Extracted material:
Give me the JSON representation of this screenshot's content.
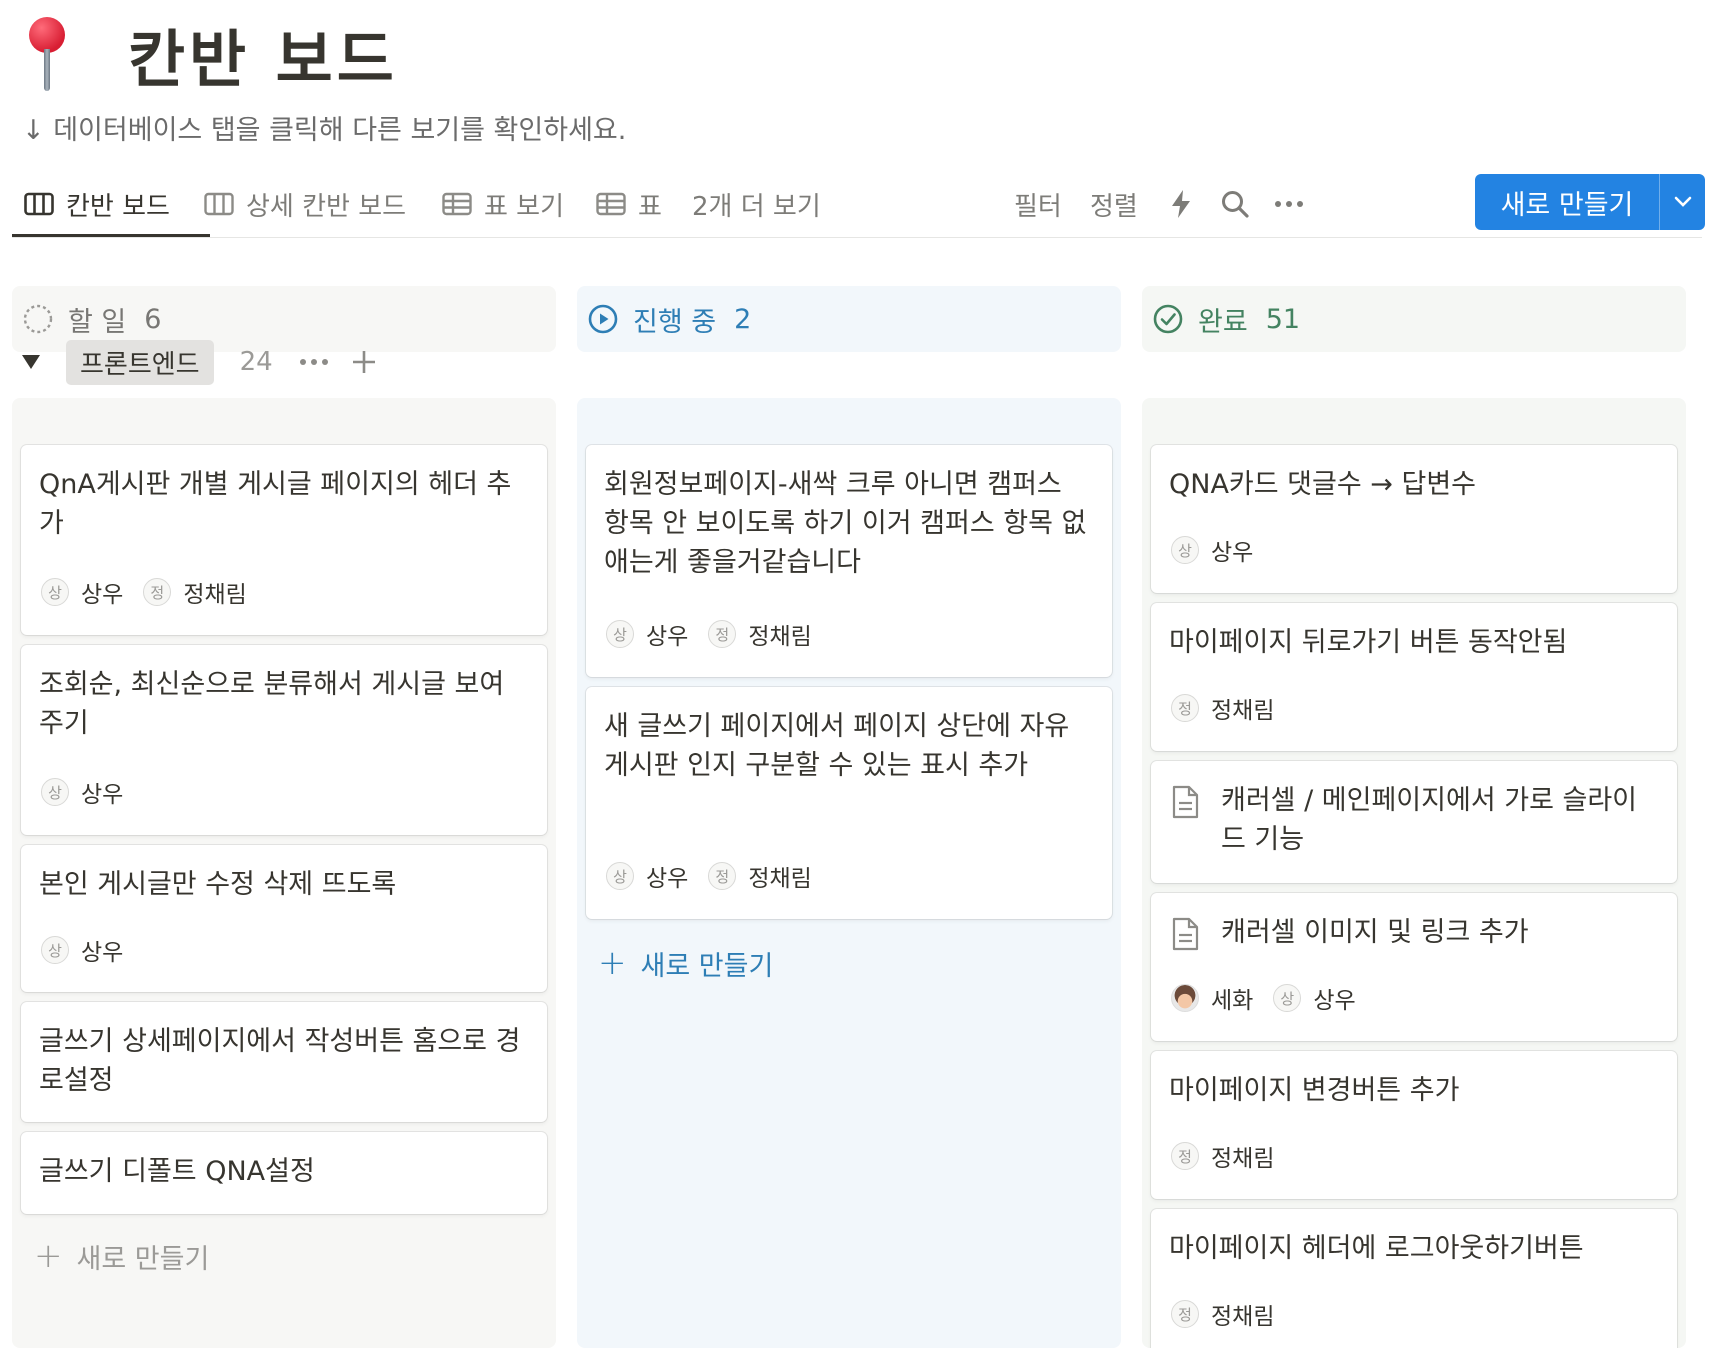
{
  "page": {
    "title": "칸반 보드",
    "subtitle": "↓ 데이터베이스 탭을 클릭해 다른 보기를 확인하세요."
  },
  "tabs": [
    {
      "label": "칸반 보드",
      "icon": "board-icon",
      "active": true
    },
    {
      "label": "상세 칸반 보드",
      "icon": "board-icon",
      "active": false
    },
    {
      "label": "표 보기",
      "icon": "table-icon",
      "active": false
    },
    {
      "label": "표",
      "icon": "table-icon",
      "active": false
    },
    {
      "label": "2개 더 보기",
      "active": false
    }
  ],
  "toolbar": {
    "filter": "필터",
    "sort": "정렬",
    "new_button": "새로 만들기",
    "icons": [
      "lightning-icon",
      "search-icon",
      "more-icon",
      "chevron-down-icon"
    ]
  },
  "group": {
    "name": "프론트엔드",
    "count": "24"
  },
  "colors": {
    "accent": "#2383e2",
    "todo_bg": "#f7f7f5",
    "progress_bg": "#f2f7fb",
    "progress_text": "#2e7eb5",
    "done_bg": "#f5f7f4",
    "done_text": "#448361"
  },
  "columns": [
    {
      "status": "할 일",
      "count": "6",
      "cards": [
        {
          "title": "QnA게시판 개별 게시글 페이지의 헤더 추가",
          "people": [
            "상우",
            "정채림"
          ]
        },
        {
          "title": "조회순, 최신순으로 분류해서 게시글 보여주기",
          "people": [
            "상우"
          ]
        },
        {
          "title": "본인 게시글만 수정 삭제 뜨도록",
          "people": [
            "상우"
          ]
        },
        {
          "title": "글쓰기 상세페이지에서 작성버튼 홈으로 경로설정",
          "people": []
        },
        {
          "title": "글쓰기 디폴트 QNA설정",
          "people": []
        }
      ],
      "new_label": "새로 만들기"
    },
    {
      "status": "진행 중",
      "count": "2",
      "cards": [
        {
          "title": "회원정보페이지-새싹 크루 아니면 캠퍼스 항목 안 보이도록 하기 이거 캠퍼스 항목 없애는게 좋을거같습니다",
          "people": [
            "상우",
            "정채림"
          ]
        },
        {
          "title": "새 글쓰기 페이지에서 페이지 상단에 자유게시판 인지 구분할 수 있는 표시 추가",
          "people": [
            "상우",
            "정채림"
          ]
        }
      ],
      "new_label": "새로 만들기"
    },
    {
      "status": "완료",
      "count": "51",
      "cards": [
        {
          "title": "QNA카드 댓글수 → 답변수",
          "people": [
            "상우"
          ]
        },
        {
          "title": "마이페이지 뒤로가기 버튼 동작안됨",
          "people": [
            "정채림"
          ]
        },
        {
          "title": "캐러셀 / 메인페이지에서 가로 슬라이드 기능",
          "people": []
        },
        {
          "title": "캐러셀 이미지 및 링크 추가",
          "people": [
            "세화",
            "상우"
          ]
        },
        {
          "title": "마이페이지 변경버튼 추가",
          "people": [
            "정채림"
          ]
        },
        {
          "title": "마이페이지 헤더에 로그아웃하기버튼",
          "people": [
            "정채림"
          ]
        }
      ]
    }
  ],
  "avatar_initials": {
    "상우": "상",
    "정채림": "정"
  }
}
==
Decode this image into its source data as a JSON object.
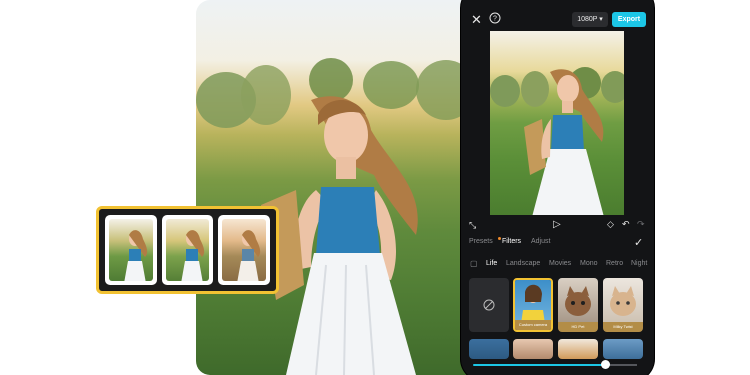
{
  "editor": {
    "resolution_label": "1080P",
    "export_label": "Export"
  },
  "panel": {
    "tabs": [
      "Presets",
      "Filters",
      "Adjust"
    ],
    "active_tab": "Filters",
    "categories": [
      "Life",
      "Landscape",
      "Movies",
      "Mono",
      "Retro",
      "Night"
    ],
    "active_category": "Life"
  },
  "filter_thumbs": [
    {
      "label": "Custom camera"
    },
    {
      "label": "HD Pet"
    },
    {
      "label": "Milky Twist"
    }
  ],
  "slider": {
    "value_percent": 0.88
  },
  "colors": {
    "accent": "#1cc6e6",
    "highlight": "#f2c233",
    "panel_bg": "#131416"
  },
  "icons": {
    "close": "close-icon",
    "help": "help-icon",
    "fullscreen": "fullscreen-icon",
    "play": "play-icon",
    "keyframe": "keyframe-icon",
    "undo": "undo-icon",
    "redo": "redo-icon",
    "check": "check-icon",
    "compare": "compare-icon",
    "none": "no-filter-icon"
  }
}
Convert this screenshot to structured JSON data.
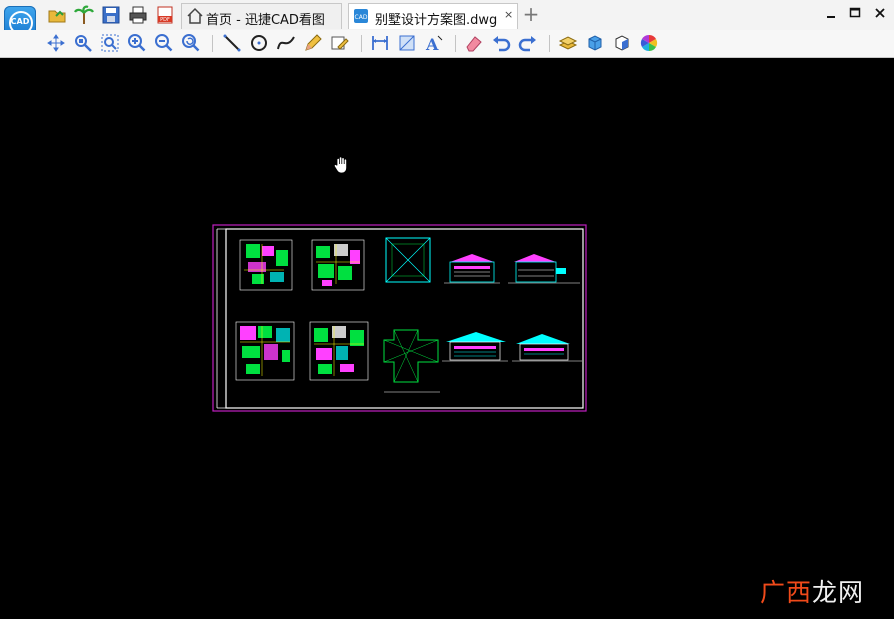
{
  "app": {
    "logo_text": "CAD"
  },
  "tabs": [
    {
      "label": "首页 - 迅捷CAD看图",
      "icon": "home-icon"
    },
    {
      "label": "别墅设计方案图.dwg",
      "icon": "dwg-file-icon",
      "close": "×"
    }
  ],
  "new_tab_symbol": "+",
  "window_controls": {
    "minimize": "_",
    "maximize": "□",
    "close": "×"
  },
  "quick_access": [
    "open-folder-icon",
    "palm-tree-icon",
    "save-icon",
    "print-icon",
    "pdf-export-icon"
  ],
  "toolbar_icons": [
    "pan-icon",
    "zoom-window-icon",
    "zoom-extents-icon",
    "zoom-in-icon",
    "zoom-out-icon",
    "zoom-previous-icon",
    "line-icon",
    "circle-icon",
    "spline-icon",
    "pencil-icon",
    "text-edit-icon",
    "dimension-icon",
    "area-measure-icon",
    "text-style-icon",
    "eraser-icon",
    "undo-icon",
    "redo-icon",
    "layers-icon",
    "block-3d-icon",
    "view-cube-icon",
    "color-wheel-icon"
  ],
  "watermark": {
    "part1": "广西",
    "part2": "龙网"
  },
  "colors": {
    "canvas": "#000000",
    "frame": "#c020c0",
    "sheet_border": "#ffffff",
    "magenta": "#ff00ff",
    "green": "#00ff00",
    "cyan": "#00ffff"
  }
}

Exercise prompt: In the records above, collect each line with "zoom".

Final result:
    "zoom-window-icon",
    "zoom-extents-icon",
    "zoom-in-icon",
    "zoom-out-icon",
    "zoom-previous-icon",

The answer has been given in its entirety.